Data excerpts
== == ==
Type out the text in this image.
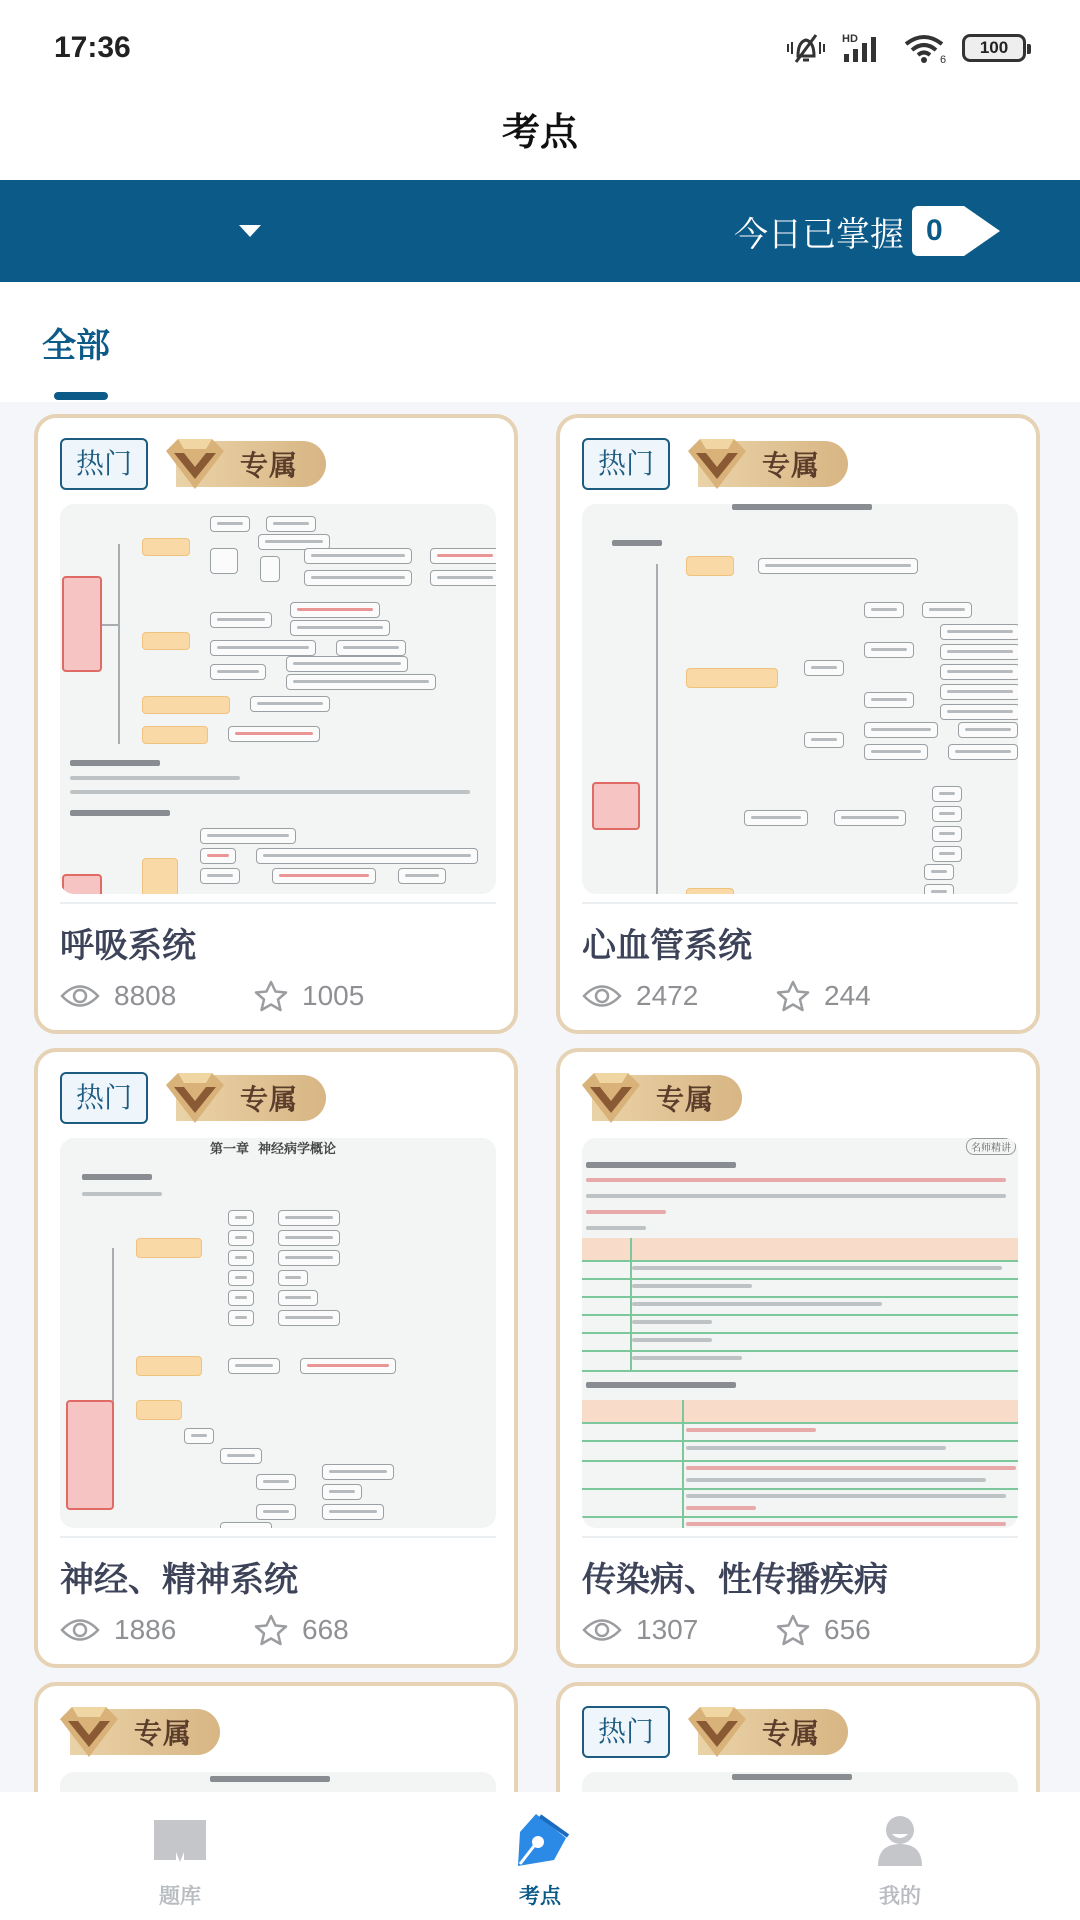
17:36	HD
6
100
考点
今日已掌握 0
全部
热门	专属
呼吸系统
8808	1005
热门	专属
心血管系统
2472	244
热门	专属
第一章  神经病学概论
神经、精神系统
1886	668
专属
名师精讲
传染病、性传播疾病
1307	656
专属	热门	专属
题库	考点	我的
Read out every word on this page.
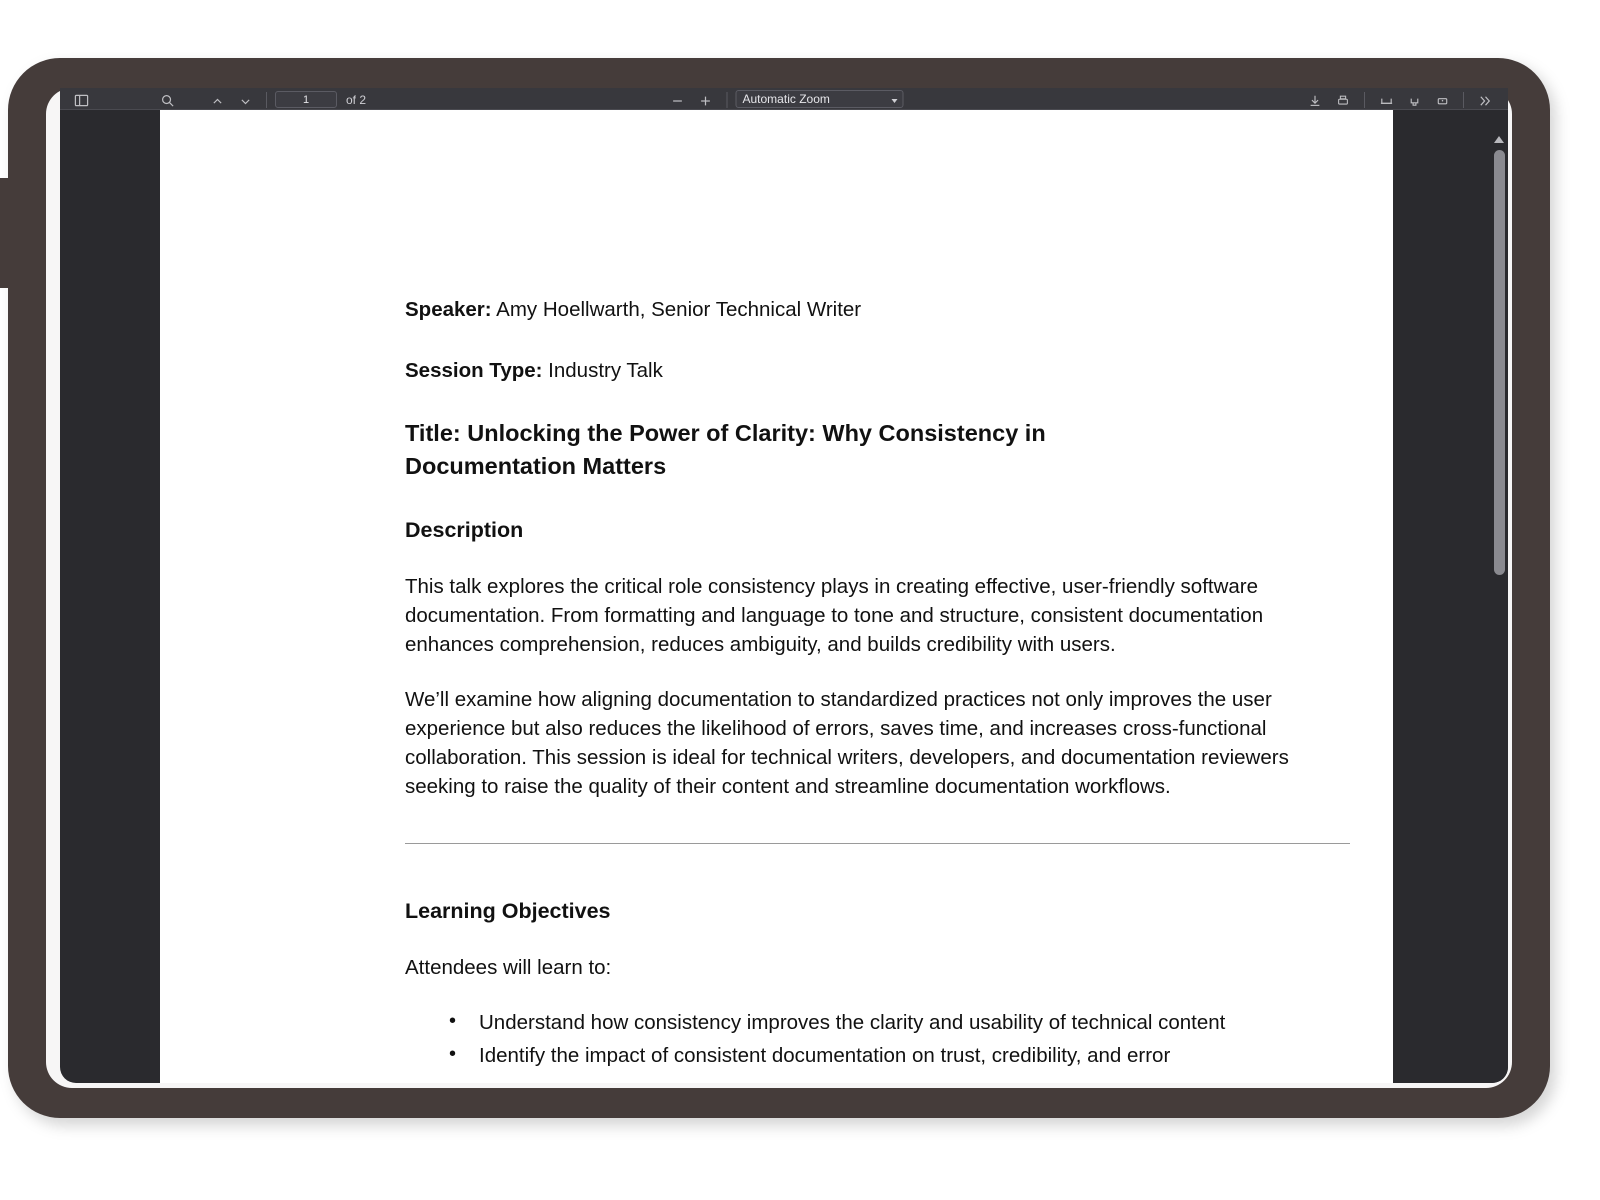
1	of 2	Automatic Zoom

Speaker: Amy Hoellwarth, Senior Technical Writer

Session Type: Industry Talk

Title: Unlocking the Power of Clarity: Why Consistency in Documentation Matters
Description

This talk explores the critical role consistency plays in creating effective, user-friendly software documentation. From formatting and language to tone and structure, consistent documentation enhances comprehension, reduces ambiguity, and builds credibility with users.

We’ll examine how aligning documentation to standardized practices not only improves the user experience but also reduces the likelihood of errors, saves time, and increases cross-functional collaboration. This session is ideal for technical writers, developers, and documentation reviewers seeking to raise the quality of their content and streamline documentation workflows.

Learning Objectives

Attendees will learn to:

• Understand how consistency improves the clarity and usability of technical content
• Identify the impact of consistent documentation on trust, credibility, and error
== == ==
GOAL OF THE EXERCISE: Starting from the line where "Read out every word on this page." appears, copy every line through the end of the material, both ends included, but no pictures.

WRITTEN REPLY:
Read out every word on this page.
1	of 2	Automatic Zoom

Speaker: Amy Hoellwarth, Senior Technical Writer

Session Type: Industry Talk

Title: Unlocking the Power of Clarity: Why Consistency in Documentation Matters
Description

This talk explores the critical role consistency plays in creating effective, user-friendly software documentation. From formatting and language to tone and structure, consistent documentation enhances comprehension, reduces ambiguity, and builds credibility with users.

We’ll examine how aligning documentation to standardized practices not only improves the user experience but also reduces the likelihood of errors, saves time, and increases cross-functional collaboration. This session is ideal for technical writers, developers, and documentation reviewers seeking to raise the quality of their content and streamline documentation workflows.

Learning Objectives

Attendees will learn to:

• Understand how consistency improves the clarity and usability of technical content
• Identify the impact of consistent documentation on trust, credibility, and error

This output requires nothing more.